Given exercise. Produce an exact transcription of the listing below, omitting the pictures.

Entries taken from a collection.

(begin)

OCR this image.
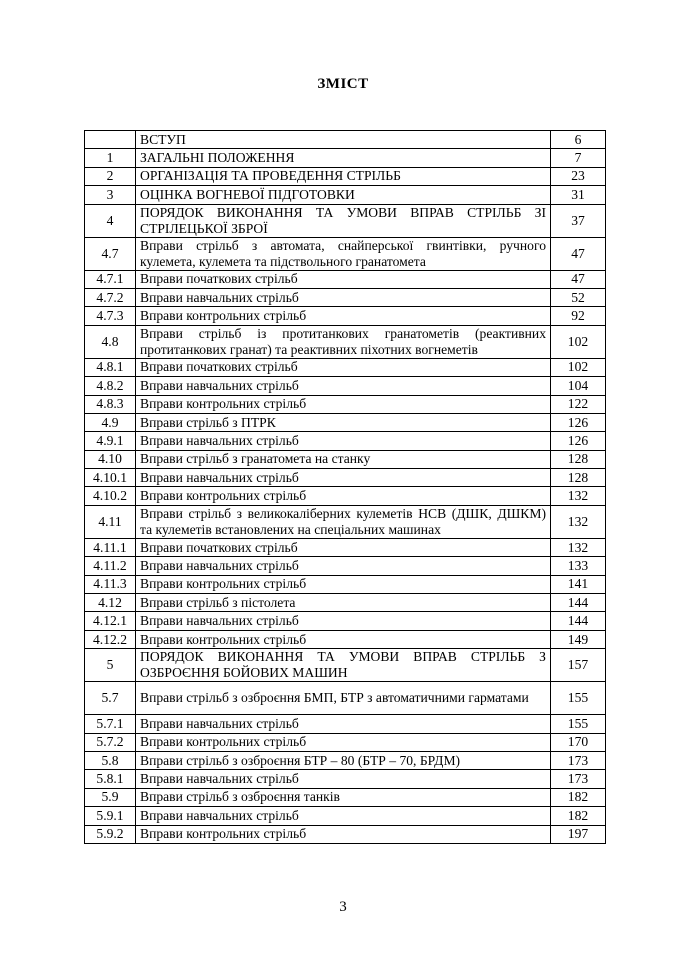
ЗМІСТ
	ВСТУП	6
1	ЗАГАЛЬНІ ПОЛОЖЕННЯ	7
2	ОРГАНІЗАЦІЯ ТА ПРОВЕДЕННЯ СТРІЛЬБ	23
3	ОЦІНКА ВОГНЕВОЇ ПІДГОТОВКИ	31
4	ПОРЯДОК ВИКОНАННЯ ТА УМОВИ ВПРАВ СТРІЛЬБ ЗІ СТРІЛЕЦЬКОЇ ЗБРОЇ	37
4.7	Вправи стрільб з автомата, снайперської гвинтівки, ручного кулемета, кулемета та підствольного гранатомета	47
4.7.1	Вправи початкових стрільб	47
4.7.2	Вправи навчальних стрільб	52
4.7.3	Вправи контрольних стрільб	92
4.8	Вправи стрільб із протитанкових гранатометів (реактивних протитанкових гранат) та реактивних піхотних вогнеметів	102
4.8.1	Вправи початкових стрільб	102
4.8.2	Вправи навчальних стрільб	104
4.8.3	Вправи контрольних стрільб	122
4.9	Вправи стрільб з ПТРК	126
4.9.1	Вправи навчальних стрільб	126
4.10	Вправи стрільб з гранатомета на станку	128
4.10.1	Вправи навчальних стрільб	128
4.10.2	Вправи контрольних стрільб	132
4.11	Вправи стрільб з великокаліберних кулеметів НСВ (ДШК, ДШКМ) та кулеметів встановлених на спеціальних машинах	132
4.11.1	Вправи початкових стрільб	132
4.11.2	Вправи навчальних стрільб	133
4.11.3	Вправи контрольних стрільб	141
4.12	Вправи стрільб з пістолета	144
4.12.1	Вправи навчальних стрільб	144
4.12.2	Вправи контрольних стрільб	149
5	ПОРЯДОК ВИКОНАННЯ ТА УМОВИ ВПРАВ СТРІЛЬБ З ОЗБРОЄННЯ БОЙОВИХ МАШИН	157
5.7	Вправи стрільб з озброєння БМП, БТР з автоматичними гарматами	155
5.7.1	Вправи навчальних стрільб	155
5.7.2	Вправи контрольних стрільб	170
5.8	Вправи стрільб з озброєння БТР – 80 (БТР – 70, БРДМ)	173
5.8.1	Вправи навчальних стрільб	173
5.9	Вправи стрільб з озброєння танків	182
5.9.1	Вправи навчальних стрільб	182
5.9.2	Вправи контрольних стрільб	197
3
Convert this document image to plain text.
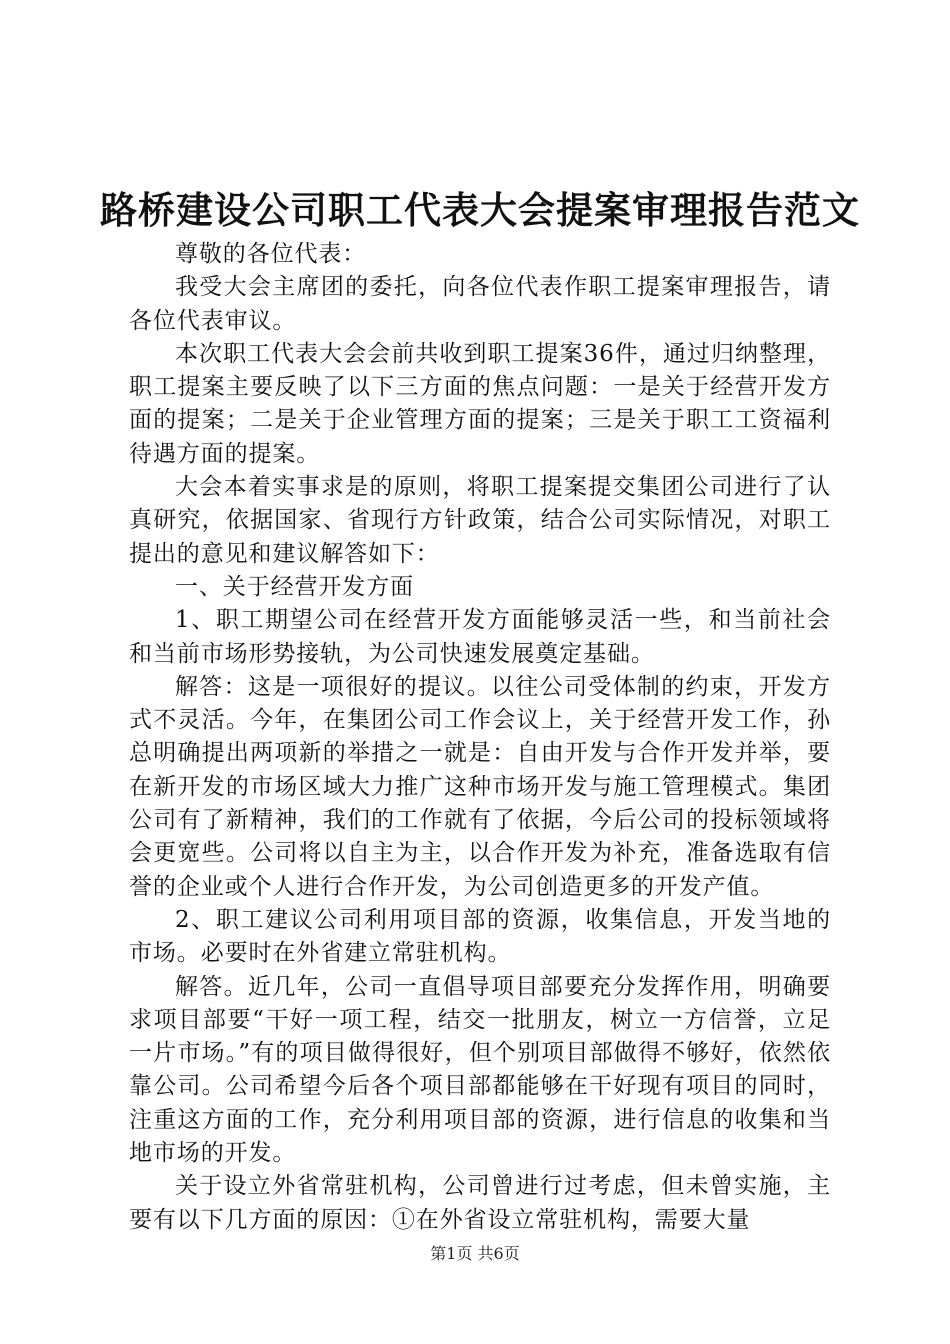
路桥建设公司职工代表大会提案审理报告范文

尊敬的各位代表：

我受大会主席团的委托，向各位代表作职工提案审理报告，请各位代表审议。

本次职工代表大会会前共收到职工提案36件，通过归纳整理，职工提案主要反映了以下三方面的焦点问题：一是关于经营开发方面的提案；二是关于企业管理方面的提案；三是关于职工工资福利待遇方面的提案。

大会本着实事求是的原则，将职工提案提交集团公司进行了认真研究，依据国家、省现行方针政策，结合公司实际情况，对职工提出的意见和建议解答如下：

一、关于经营开发方面

1、职工期望公司在经营开发方面能够灵活一些，和当前社会和当前市场形势接轨，为公司快速发展奠定基础。

解答：这是一项很好的提议。以往公司受体制的约束，开发方式不灵活。今年，在集团公司工作会议上，关于经营开发工作，孙总明确提出两项新的举措之一就是：自由开发与合作开发并举，要在新开发的市场区域大力推广这种市场开发与施工管理模式。集团公司有了新精神，我们的工作就有了依据，今后公司的投标领域将会更宽些。公司将以自主为主，以合作开发为补充，准备选取有信誉的企业或个人进行合作开发，为公司创造更多的开发产值。

2、职工建议公司利用项目部的资源，收集信息，开发当地的市场。必要时在外省建立常驻机构。

解答。近几年，公司一直倡导项目部要充分发挥作用，明确要求项目部要“干好一项工程，结交一批朋友，树立一方信誉，立足一片市场。”有的项目做得很好，但个别项目部做得不够好，依然依靠公司。公司希望今后各个项目部都能够在干好现有项目的同时，注重这方面的工作，充分利用项目部的资源，进行信息的收集和当地市场的开发。

关于设立外省常驻机构，公司曾进行过考虑，但未曾实施，主要有以下几方面的原因：①在外省设立常驻机构，需要大量

第1页 共6页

(end)

Result.
OCR this image.
ЗМІСТ
	ВСТУП	6
1	ЗАГАЛЬНІ ПОЛОЖЕННЯ	7
2	ОРГАНІЗАЦІЯ ТА ПРОВЕДЕННЯ СТРІЛЬБ	23
3	ОЦІНКА ВОГНЕВОЇ ПІДГОТОВКИ	31
4	ПОРЯДОК ВИКОНАННЯ ТА УМОВИ ВПРАВ СТРІЛЬБ ЗІ СТРІЛЕЦЬКОЇ ЗБРОЇ	37
4.7	Вправи стрільб з автомата, снайперської гвинтівки, ручного кулемета, кулемета та підствольного гранатомета	47
4.7.1	Вправи початкових стрільб	47
4.7.2	Вправи навчальних стрільб	52
4.7.3	Вправи контрольних стрільб	92
4.8	Вправи стрільб із протитанкових гранатометів (реактивних протитанкових гранат) та реактивних піхотних вогнеметів	102
4.8.1	Вправи початкових стрільб	102
4.8.2	Вправи навчальних стрільб	104
4.8.3	Вправи контрольних стрільб	122
4.9	Вправи стрільб з ПТРК	126
4.9.1	Вправи навчальних стрільб	126
4.10	Вправи стрільб з гранатомета на станку	128
4.10.1	Вправи навчальних стрільб	128
4.10.2	Вправи контрольних стрільб	132
4.11	Вправи стрільб з великокаліберних кулеметів НСВ (ДШК, ДШКМ) та кулеметів встановлених на спеціальних машинах	132
4.11.1	Вправи початкових стрільб	132
4.11.2	Вправи навчальних стрільб	133
4.11.3	Вправи контрольних стрільб	141
4.12	Вправи стрільб з пістолета	144
4.12.1	Вправи навчальних стрільб	144
4.12.2	Вправи контрольних стрільб	149
5	ПОРЯДОК ВИКОНАННЯ ТА УМОВИ ВПРАВ СТРІЛЬБ З ОЗБРОЄННЯ БОЙОВИХ МАШИН	157
5.7	Вправи стрільб з озброєння БМП, БТР з автоматичними гарматами	155
5.7.1	Вправи навчальних стрільб	155
5.7.2	Вправи контрольних стрільб	170
5.8	Вправи стрільб з озброєння БТР – 80 (БТР – 70, БРДМ)	173
5.8.1	Вправи навчальних стрільб	173
5.9	Вправи стрільб з озброєння танків	182
5.9.1	Вправи навчальних стрільб	182
5.9.2	Вправи контрольних стрільб	197
3
Convert this document image to plain text.
路桥建设公司职工代表大会提案审理报告范文

尊敬的各位代表：

我受大会主席团的委托，向各位代表作职工提案审理报告，请各位代表审议。

本次职工代表大会会前共收到职工提案36件，通过归纳整理，职工提案主要反映了以下三方面的焦点问题：一是关于经营开发方面的提案；二是关于企业管理方面的提案；三是关于职工工资福利待遇方面的提案。

大会本着实事求是的原则，将职工提案提交集团公司进行了认真研究，依据国家、省现行方针政策，结合公司实际情况，对职工提出的意见和建议解答如下：

一、关于经营开发方面

1、职工期望公司在经营开发方面能够灵活一些，和当前社会和当前市场形势接轨，为公司快速发展奠定基础。

解答：这是一项很好的提议。以往公司受体制的约束，开发方式不灵活。今年，在集团公司工作会议上，关于经营开发工作，孙总明确提出两项新的举措之一就是：自由开发与合作开发并举，要在新开发的市场区域大力推广这种市场开发与施工管理模式。集团公司有了新精神，我们的工作就有了依据，今后公司的投标领域将会更宽些。公司将以自主为主，以合作开发为补充，准备选取有信誉的企业或个人进行合作开发，为公司创造更多的开发产值。

2、职工建议公司利用项目部的资源，收集信息，开发当地的市场。必要时在外省建立常驻机构。

解答。近几年，公司一直倡导项目部要充分发挥作用，明确要求项目部要“干好一项工程，结交一批朋友，树立一方信誉，立足一片市场。”有的项目做得很好，但个别项目部做得不够好，依然依靠公司。公司希望今后各个项目部都能够在干好现有项目的同时，注重这方面的工作，充分利用项目部的资源，进行信息的收集和当地市场的开发。

关于设立外省常驻机构，公司曾进行过考虑，但未曾实施，主要有以下几方面的原因：①在外省设立常驻机构，需要大量

第1页 共6页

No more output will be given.